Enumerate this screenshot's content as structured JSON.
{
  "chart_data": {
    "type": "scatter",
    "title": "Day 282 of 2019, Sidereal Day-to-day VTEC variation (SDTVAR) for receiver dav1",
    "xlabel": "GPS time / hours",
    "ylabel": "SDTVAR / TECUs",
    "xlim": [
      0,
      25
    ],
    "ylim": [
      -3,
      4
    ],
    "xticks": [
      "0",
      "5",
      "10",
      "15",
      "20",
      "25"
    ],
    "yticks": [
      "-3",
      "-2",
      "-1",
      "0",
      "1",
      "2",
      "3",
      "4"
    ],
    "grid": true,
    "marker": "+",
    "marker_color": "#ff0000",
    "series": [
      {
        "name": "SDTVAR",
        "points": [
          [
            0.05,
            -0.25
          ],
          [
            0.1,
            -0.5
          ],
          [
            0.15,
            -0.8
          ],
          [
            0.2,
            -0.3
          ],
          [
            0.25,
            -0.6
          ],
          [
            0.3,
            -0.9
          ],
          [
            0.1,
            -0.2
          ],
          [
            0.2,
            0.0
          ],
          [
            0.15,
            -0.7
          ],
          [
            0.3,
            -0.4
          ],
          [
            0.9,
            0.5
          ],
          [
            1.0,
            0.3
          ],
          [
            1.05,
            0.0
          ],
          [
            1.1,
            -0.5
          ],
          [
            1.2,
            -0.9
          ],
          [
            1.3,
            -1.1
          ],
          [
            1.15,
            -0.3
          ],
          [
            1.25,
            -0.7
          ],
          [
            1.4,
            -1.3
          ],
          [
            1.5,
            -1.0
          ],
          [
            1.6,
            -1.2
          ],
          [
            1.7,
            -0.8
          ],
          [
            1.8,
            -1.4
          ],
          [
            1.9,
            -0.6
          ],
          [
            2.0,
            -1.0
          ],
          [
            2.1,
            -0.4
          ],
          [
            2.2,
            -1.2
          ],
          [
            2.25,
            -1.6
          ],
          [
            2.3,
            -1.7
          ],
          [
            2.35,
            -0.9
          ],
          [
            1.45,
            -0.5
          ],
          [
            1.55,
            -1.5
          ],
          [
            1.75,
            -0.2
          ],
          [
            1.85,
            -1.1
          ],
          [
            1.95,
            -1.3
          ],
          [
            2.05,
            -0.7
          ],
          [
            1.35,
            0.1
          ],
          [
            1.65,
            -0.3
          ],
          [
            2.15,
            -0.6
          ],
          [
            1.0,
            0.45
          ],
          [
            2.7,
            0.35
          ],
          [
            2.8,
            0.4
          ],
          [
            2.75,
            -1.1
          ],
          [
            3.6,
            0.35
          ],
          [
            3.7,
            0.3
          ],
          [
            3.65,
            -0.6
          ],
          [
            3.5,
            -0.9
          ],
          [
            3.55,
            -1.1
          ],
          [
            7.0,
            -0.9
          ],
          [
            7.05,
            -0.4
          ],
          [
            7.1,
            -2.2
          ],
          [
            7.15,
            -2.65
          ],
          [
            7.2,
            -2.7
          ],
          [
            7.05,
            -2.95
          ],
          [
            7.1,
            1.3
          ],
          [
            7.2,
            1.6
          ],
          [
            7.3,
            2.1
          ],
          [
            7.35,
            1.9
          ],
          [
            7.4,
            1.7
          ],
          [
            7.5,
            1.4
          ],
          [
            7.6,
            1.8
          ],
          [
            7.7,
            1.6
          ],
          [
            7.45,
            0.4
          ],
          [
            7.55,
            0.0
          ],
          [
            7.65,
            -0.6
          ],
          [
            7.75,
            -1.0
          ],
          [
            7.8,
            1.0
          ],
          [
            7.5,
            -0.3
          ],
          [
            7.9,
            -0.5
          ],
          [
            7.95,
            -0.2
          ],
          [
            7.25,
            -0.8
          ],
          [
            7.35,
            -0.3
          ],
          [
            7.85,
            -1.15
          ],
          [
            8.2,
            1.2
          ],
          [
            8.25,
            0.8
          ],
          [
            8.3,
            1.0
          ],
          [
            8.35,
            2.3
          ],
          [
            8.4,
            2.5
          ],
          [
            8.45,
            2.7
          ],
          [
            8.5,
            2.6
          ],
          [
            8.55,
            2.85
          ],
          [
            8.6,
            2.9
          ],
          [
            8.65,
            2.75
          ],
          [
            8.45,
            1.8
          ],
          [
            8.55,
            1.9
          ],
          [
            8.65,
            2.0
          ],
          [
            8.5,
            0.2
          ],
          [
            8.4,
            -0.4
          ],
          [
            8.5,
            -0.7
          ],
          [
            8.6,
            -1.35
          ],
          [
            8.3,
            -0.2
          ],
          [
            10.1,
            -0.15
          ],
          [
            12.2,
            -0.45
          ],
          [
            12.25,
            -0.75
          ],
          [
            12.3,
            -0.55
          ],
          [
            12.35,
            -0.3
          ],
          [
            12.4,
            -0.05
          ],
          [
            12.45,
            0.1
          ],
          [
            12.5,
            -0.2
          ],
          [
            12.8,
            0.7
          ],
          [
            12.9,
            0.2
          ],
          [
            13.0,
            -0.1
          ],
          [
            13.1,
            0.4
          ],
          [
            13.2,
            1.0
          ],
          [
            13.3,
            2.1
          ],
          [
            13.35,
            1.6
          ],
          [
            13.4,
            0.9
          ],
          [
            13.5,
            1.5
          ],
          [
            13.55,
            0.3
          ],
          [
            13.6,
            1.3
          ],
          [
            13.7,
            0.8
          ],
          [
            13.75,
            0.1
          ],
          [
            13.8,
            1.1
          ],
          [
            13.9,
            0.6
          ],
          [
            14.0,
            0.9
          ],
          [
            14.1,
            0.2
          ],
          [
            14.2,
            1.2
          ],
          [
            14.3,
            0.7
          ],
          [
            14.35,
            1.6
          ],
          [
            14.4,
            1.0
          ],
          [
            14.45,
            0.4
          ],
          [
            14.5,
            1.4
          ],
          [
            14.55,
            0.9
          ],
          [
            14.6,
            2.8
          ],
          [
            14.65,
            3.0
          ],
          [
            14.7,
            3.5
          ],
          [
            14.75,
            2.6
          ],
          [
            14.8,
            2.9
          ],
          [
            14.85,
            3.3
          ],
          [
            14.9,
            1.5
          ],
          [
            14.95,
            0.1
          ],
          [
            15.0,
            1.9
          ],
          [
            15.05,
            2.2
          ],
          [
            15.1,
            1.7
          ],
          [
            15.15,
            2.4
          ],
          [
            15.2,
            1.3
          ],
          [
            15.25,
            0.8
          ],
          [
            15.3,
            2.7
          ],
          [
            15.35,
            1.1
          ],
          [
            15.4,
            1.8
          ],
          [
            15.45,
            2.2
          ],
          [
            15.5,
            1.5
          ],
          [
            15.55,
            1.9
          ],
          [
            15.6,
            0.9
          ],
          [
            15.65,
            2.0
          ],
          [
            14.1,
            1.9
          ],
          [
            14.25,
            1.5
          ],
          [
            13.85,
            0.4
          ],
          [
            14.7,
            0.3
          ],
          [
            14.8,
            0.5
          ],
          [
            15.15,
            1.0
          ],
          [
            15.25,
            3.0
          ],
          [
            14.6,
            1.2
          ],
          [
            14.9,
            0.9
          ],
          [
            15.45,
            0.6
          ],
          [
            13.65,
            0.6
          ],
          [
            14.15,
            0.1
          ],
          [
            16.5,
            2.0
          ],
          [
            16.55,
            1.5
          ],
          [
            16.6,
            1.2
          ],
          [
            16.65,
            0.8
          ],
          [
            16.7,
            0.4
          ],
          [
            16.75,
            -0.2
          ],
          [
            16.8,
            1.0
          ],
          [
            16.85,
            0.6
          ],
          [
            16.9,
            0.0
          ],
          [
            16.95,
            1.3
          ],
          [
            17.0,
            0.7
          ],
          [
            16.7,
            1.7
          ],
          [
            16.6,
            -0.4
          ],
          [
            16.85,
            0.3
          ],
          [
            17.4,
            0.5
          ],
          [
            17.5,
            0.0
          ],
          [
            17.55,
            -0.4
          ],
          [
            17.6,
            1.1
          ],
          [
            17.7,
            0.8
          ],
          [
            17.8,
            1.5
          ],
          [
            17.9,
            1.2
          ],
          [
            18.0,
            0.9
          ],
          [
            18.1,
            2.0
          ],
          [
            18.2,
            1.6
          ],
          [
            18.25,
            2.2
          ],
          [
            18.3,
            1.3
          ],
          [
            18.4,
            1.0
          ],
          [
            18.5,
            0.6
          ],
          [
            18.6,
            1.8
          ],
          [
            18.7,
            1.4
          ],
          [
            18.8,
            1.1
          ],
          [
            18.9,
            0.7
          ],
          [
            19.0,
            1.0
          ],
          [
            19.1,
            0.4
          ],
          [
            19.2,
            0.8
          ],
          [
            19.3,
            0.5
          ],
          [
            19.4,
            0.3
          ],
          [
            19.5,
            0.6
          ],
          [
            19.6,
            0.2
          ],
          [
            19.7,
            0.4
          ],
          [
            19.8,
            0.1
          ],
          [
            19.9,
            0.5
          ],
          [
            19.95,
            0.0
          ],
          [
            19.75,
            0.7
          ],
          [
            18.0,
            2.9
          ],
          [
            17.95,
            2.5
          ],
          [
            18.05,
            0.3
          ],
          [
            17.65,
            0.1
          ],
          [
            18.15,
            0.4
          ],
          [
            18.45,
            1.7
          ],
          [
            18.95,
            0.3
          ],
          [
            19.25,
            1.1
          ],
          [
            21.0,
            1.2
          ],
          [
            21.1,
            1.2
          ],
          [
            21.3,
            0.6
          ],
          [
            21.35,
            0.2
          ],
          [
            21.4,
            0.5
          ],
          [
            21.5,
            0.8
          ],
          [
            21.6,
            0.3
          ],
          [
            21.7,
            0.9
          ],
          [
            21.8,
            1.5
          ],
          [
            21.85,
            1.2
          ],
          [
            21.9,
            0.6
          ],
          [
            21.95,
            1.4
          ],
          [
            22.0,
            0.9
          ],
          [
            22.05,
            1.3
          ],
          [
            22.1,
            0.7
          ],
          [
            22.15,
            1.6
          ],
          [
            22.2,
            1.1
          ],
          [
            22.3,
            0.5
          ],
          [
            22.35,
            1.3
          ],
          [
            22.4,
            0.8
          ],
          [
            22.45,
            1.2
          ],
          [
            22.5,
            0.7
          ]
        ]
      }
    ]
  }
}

■ **YOUR TASK**
From the entries, copy out each line containing the word "SDTVAR".

■ **FULL ANSWER**
    "title": "Day 282 of 2019, Sidereal Day-to-day VTEC variation (SDTVAR) for receiver dav1",
    "ylabel": "SDTVAR / TECUs",
        "name": "SDTVAR",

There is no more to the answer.